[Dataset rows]
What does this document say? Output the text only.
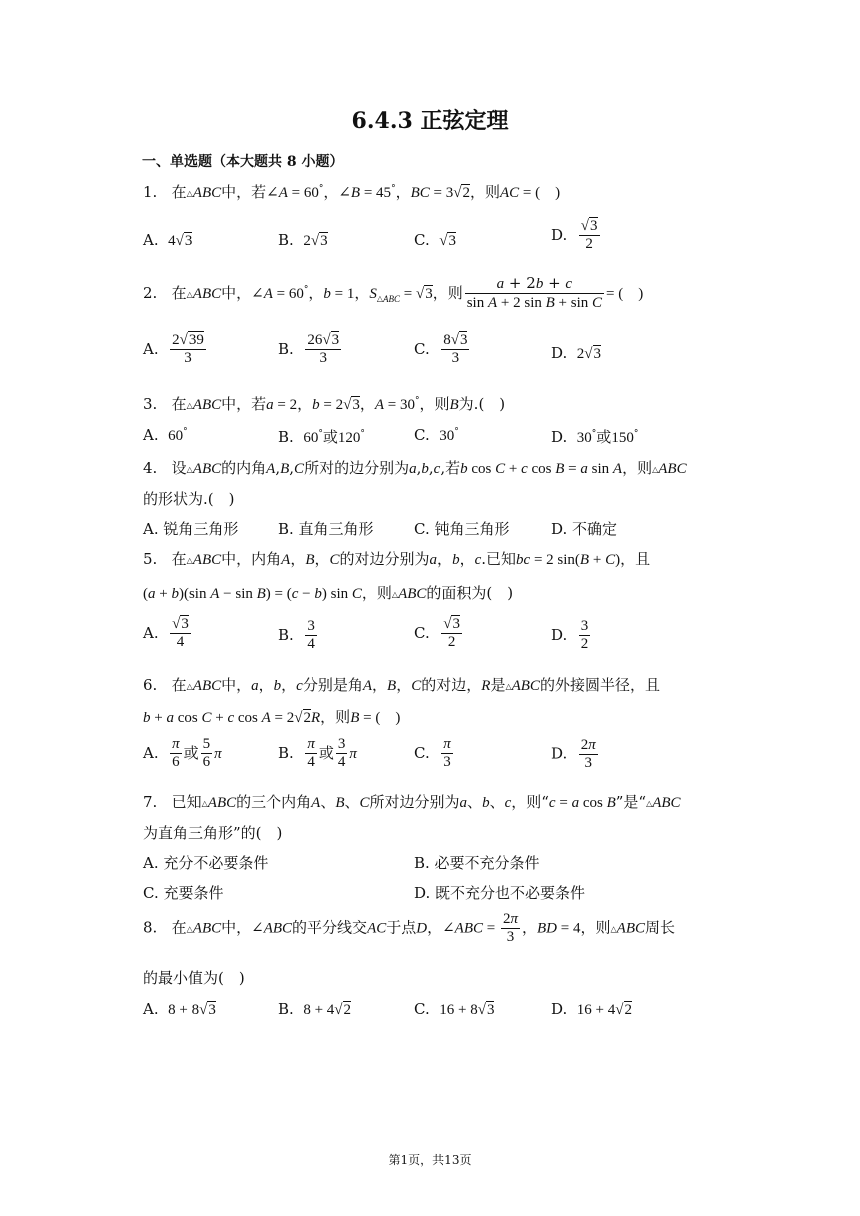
6.4.3 正弦定理
一、单选题（本大题共 8 小题）
1.   在△ABC中，若∠A = 60°，∠B = 45°，BC = 3√2，则AC = (　)
A.  4√3	B.  2√3	C.  √3	D. $\frac{√3}{2}$
2.   在△ABC中，∠A = 60°，b = 1，$S_{\triangle ABC} = √3$，则 $\frac{a + 2b + c}{\text{sin A + 2 sin B + sin C}}$ = (　)
A. $\frac{2√39}{3}$	B. $\frac{26√3}{3}$	C. $\frac{8√3}{3}$	D.  2√3
3.   在△ABC中，若a = 2，b = 2√3，A = 30°，则B为.(　)
A.  60°	B.  60°或120°	C.  30°	D.  30°或150°
4.   设△ABC的内角A,B,C所对的边分别为a,b,c,若b cos C + c cos B = a sin A，则△ABC
的形状为.(　)
A. 锐角三角形	B. 直角三角形	C. 钝角三角形	D. 不确定
5.   在△ABC中，内角A，B，C的对边分别为a，b，c.已知bc = 2 sin(B + C)，且
(a + b)(sin A − sin B) = (c − b) sin C，则△ABC的面积为(　)
A. $\frac{√3}{4}$	B. $\frac{3}{4}$	C. $\frac{√3}{2}$	D. $\frac{3}{2}$
6.   在△ABC中，a，b，c分别是角A，B，C的对边，R是△ABC的外接圆半径，且
b + a cos C + c cos A = 2√2R，则B = (　)
A. $\frac{\pi}{6}$ 或 $\frac{5}{6}$ π	B. $\frac{\pi}{4}$ 或 $\frac{3}{4}$ π	C. $\frac{\pi}{3}$	D. $\frac{2\pi}{3}$
7.   已知△ABC的三个内角A、B、C所对边分别为a、b、c，则“c = a cos B”是“△ABC
为直角三角形”的(　)
A. 充分不必要条件	B. 必要不充分条件
C. 充要条件	D. 既不充分也不必要条件
8.   在△ABC中，∠ABC的平分线交AC于点D，∠ABC = $\frac{2\pi}{3}$ ，BD = 4，则△ABC周长
的最小值为(　)
A.  8 + 8√3	B.  8 + 4√2	C.  16 + 8√3	D.  16 + 4√2
第1页，共13页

WHAT THE EXERCISE ASKS:
Give only the number of lines in the entries that contain "text".

RESULT OF THIS EXERCISE:
2